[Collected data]
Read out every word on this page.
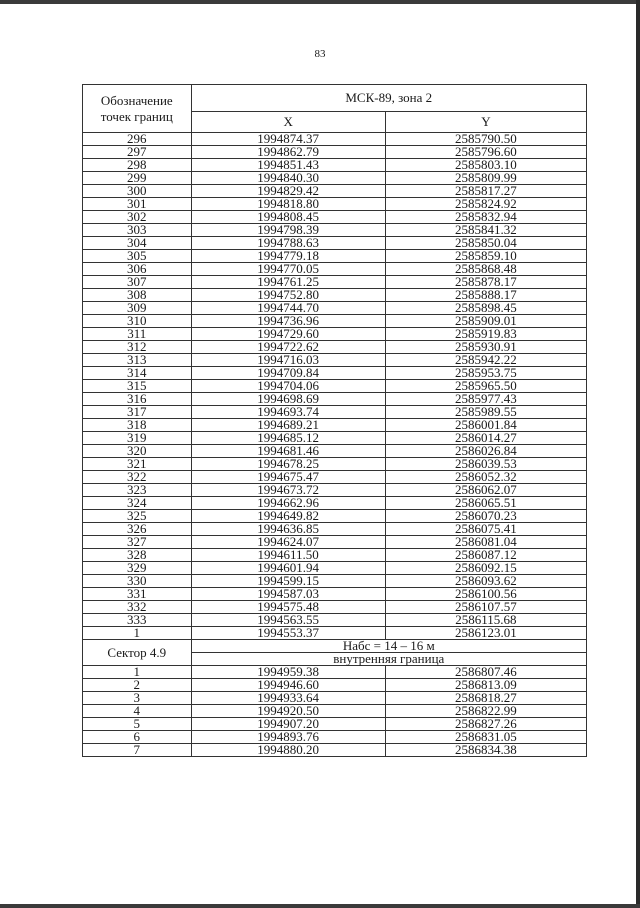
83
Обозначение
точек границ	МСК-89, зона 2	
	X	Y
296	1994874.37	2585790.50
297	1994862.79	2585796.60
298	1994851.43	2585803.10
299	1994840.30	2585809.99
300	1994829.42	2585817.27
301	1994818.80	2585824.92
302	1994808.45	2585832.94
303	1994798.39	2585841.32
304	1994788.63	2585850.04
305	1994779.18	2585859.10
306	1994770.05	2585868.48
307	1994761.25	2585878.17
308	1994752.80	2585888.17
309	1994744.70	2585898.45
310	1994736.96	2585909.01
311	1994729.60	2585919.83
312	1994722.62	2585930.91
313	1994716.03	2585942.22
314	1994709.84	2585953.75
315	1994704.06	2585965.50
316	1994698.69	2585977.43
317	1994693.74	2585989.55
318	1994689.21	2586001.84
319	1994685.12	2586014.27
320	1994681.46	2586026.84
321	1994678.25	2586039.53
322	1994675.47	2586052.32
323	1994673.72	2586062.07
324	1994662.96	2586065.51
325	1994649.82	2586070.23
326	1994636.85	2586075.41
327	1994624.07	2586081.04
328	1994611.50	2586087.12
329	1994601.94	2586092.15
330	1994599.15	2586093.62
331	1994587.03	2586100.56
332	1994575.48	2586107.57
333	1994563.55	2586115.68
1	1994553.37	2586123.01
Сектор 4.9	Набс = 14 – 16 м	
	внутренняя граница	
1	1994959.38	2586807.46
2	1994946.60	2586813.09
3	1994933.64	2586818.27
4	1994920.50	2586822.99
5	1994907.20	2586827.26
6	1994893.76	2586831.05
7	1994880.20	2586834.38
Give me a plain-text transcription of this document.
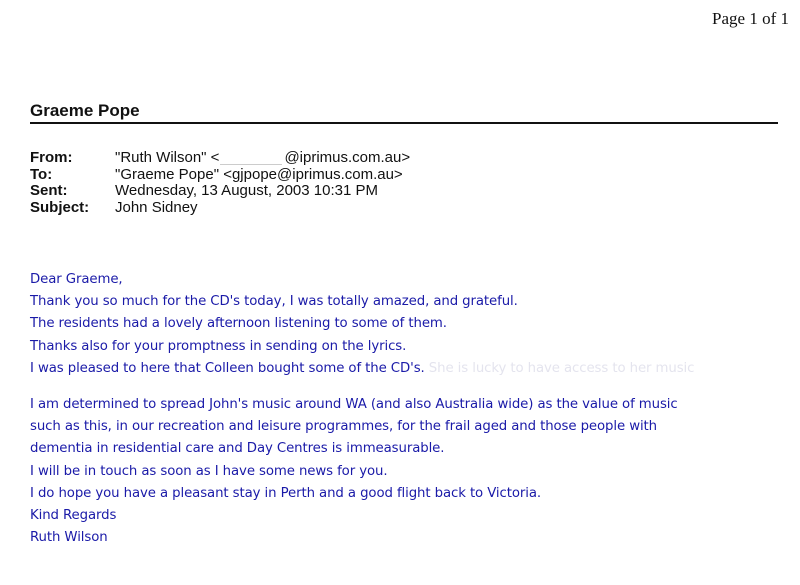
Page 1 of 1
Graeme Pope
From:	"Ruth Wilson" <	@iprimus.com.au>
To:	"Graeme Pope" <gjpope@iprimus.com.au>
Sent:	Wednesday, 13 August, 2003 10:31 PM
Subject:	John Sidney
Dear Graeme,
Thank you so much for the CD's today, I was totally amazed, and grateful.
The residents had a lovely afternoon listening to some of them.
Thanks also for your promptness in sending on the lyrics.
I was pleased to here that Colleen bought some of the CD's. She is lucky to have access to her music
I am determined to spread John's music around WA (and also Australia wide) as the value of music
such as this, in our recreation and leisure programmes, for the frail aged and those people with
dementia in residential care and Day Centres is immeasurable.
I will be in touch as soon as I have some news for you.
I do hope you have a pleasant stay in Perth and a good flight back to Victoria.
Kind Regards
Ruth Wilson
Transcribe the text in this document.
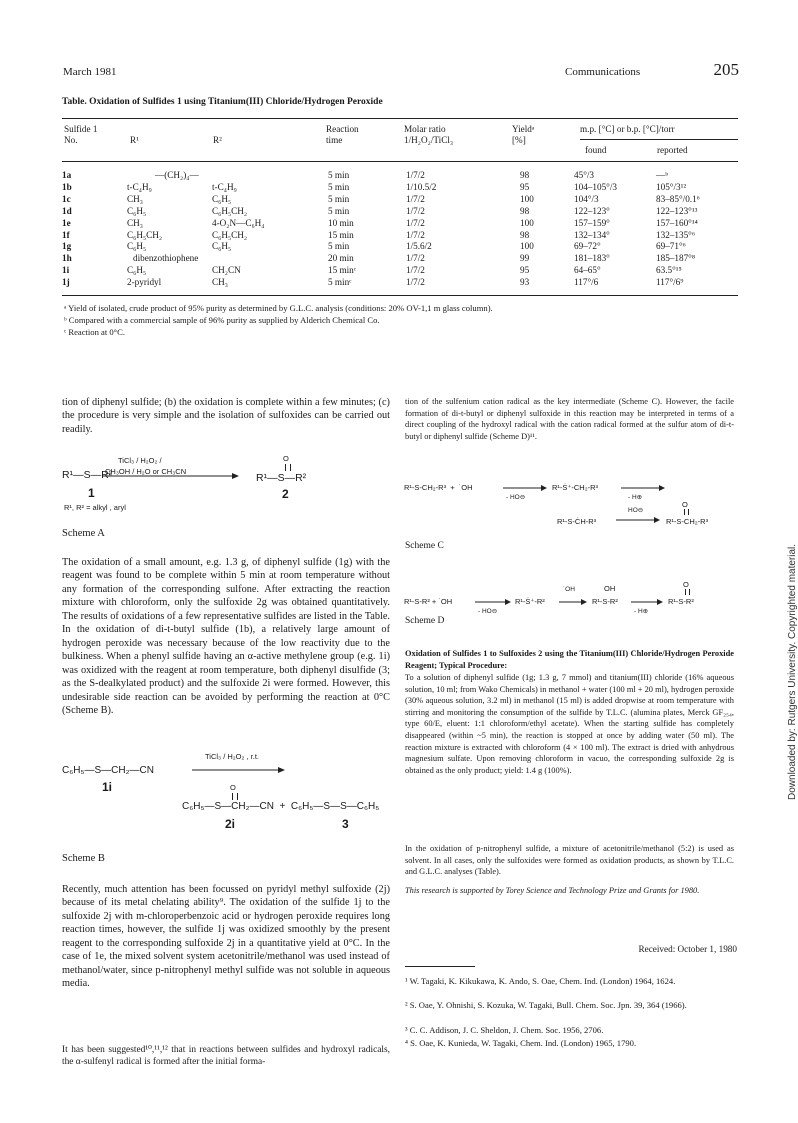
March 1981	Communications	205
Table. Oxidation of Sulfides 1 using Titanium(III) Chloride/Hydrogen Peroxide
Sulfide 1
No.	R¹	R²
Reaction
time
Molar ratio
1/H₂O₂/TiCl₃
Yieldᵃ
[%]
m.p. [°C] or b.p. [°C]/torr
found	reported
1a	—(CH₂)₄—		5 min	1/7/2	98	45°/3	—ᵇ
1b	t-C₄H₉	t-C₄H₉	5 min	1/10.5/2	95	104–105°/3	105°/3¹²
1c	CH₃	C₆H₅	5 min	1/7/2	100	104°/3	83–85°/0.1⁶
1d	C₆H₅	C₆H₅CH₂	5 min	1/7/2	98	122–123°	122–123°¹³
1e	CH₃	4-O₂N—C₆H₄	10 min	1/7/2	100	157–159°	157–160°¹⁴
1f	C₆H₅CH₂	C₆H₅CH₂	15 min	1/7/2	98	132–134°	132–135°⁶
1g	C₆H₅	C₆H₅	5 min	1/5.6/2	100	69–72°	69–71°⁶
1h	dibenzothiophene		20 min	1/7/2	99	181–183°	185–187°⁸
1i	C₆H₅	CH₂CN	15 minᶜ	1/7/2	95	64–65°	63.5°¹⁵
1j	2-pyridyl	CH₃	5 minᶜ	1/7/2	93	117°/6	117°/6⁹
ᵃ Yield of isolated, crude product of 95% purity as determined by G.L.C. analysis (conditions: 20% OV-1,1 m glass column).
ᵇ Compared with a commercial sample of 96% purity as supplied by Alderich Chemical Co.
ᶜ Reaction at 0°C.
tion of diphenyl sulfide; (b) the oxidation is complete within a few minutes; (c) the procedure is very simple and the isolation of sulfoxides can be carried out readily.
TiCl₃ / H₂O₂ /
CH₃OH / H₂O or CH₃CN
R¹—S—R²
O
R¹—S—R²
1	2
R¹, R² = alkyl , aryl
Scheme A
The oxidation of a small amount, e.g. 1.3 g, of diphenyl sulfide (1g) with the reagent was found to be complete within 5 min at room temperature without any formation of the corresponding sulfone. After extracting the reaction mixture with chloroform, only the sulfoxide 2g was obtained quantitatively. The results of oxidations of a few representative sulfides are listed in the Table. In the oxidation of di-t-butyl sulfide (1b), a relatively large amount of hydrogen peroxide was necessary because of the low reactivity due to the bulkiness. When a phenyl sulfide having an α-active methylene group (e.g. 1i) was oxidized with the reagent at room temperature, both diphenyl disulfide (3; as the S-dealkylated product) and the sulfoxide 2i were formed. However, this undesirable side reaction can be avoided by performing the reaction at 0°C (Scheme B).
C₆H₅—S—CH₂—CN
TiCl₃ / H₂O₂ , r.t.
1i	O
C₆H₅—S—CH₂—CN  +  C₆H₅—S—S—C₆H₅
2i	3
Scheme B
Recently, much attention has been focussed on pyridyl methyl sulfoxide (2j) because of its metal chelating ability⁹. The oxidation of the sulfide 1j to the sulfoxide 2j with m-chloroperbenzoic acid or hydrogen peroxide requires long reaction times, however, the sulfide 1j was oxidized smoothly by the present reagent to the corresponding sulfoxide 2j in a quantitative yield at 0°C. In the case of 1e, the mixed solvent system acetonitrile/methanol was used instead of methanol/water, since p-nitrophenyl methyl sulfide was not soluble in aqueous media.
It has been suggested¹⁰,¹¹,¹² that in reactions between sulfides and hydroxyl radicals, the α-sulfenyl radical is formed after the initial forma-
tion of the sulfenium cation radical as the key intermediate (Scheme C). However, the facile formation of di-t-butyl or diphenyl sulfoxide in this reaction may be interpreted in terms of a direct coupling of the hydroxyl radical with the cation radical formed at the sulfur atom of di-t-butyl or diphenyl sulfide (Scheme D)¹¹.
R¹-S-CH₂-R³  +  ˙OH
- HO⊖
R¹-Ṡ⁺-CH₂-R³
- H⊕
R¹-S-ĊH-R³
HO⊖
O
R¹-S-CH₂-R³
Scheme C
R¹-S-R² + ˙OH
- HO⊖
R¹-Ṡ⁺-R²
˙OH	OH
R¹-S-R²
- H⊕
O
R¹-S-R²
Scheme D
Oxidation of Sulfides 1 to Sulfoxides 2 using the Titanium(III) Chloride/Hydrogen Peroxide Reagent; Typical Procedure:
To a solution of diphenyl sulfide (1g; 1.3 g, 7 mmol) and titanium(III) chloride (16% aqueous solution, 10 ml; from Wako Chemicals) in methanol + water (100 ml + 20 ml), hydrogen peroxide (30% aqueous solution, 3.2 ml) in methanol (15 ml) is added dropwise at room temperature with stirring and monitoring the consumption of the sulfide by T.L.C. (alumina plates, Merck GF₂₅₄, type 60/E, eluent: 1:1 chloroform/ethyl acetate). When the starting sulfide has completely disappeared (within ~5 min), the reaction is stopped at once by adding water (50 ml). The reaction mixture is extracted with chloroform (4 × 100 ml). The extract is dried with anhydrous magnesium sulfate. Upon removing chloroform in vacuo, the corresponding sulfoxide 2g is obtained as the only product; yield: 1.4 g (100%).
In the oxidation of p-nitrophenyl sulfide, a mixture of acetonitrile/methanol (5:2) is used as solvent. In all cases, only the sulfoxides were formed as oxidation products, as shown by T.L.C. and G.L.C. analyses (Table).
This research is supported by Torey Science and Technology Prize and Grants for 1980.
Received: October 1, 1980
¹ W. Tagaki, K. Kikukawa, K. Ando, S. Oae, Chem. Ind. (London) 1964, 1624.
² S. Oae, Y. Ohnishi, S. Kozuka, W. Tagaki, Bull. Chem. Soc. Jpn. 39, 364 (1966).
³ C. C. Addison, J. C. Sheldon, J. Chem. Soc. 1956, 2706.
⁴ S. Oae, K. Kunieda, W. Tagaki, Chem. Ind. (London) 1965, 1790.
Downloaded by: Rutgers University. Copyrighted material.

GIVEN EXERCISE: Select every line above that contains the word "pyridyl", and copy it.

SOLUTION FOR THIS PROBLEM:
1j	2-pyridyl	CH₃	5 minᶜ	1/7/2	93	117°/6	117°/6⁹
Recently, much attention has been focussed on pyridyl methyl sulfoxide (2j) because of its metal chelating ability⁹. The oxidation of the sulfide 1j to the sulfoxide 2j with m-chloroperbenzoic acid or hydrogen peroxide requires long reaction times, however, the sulfide 1j was oxidized smoothly by the present reagent to the corresponding sulfoxide 2j in a quantitative yield at 0°C. In the case of 1e, the mixed solvent system acetonitrile/methanol was used instead of methanol/water, since p-nitrophenyl methyl sulfide was not soluble in aqueous media.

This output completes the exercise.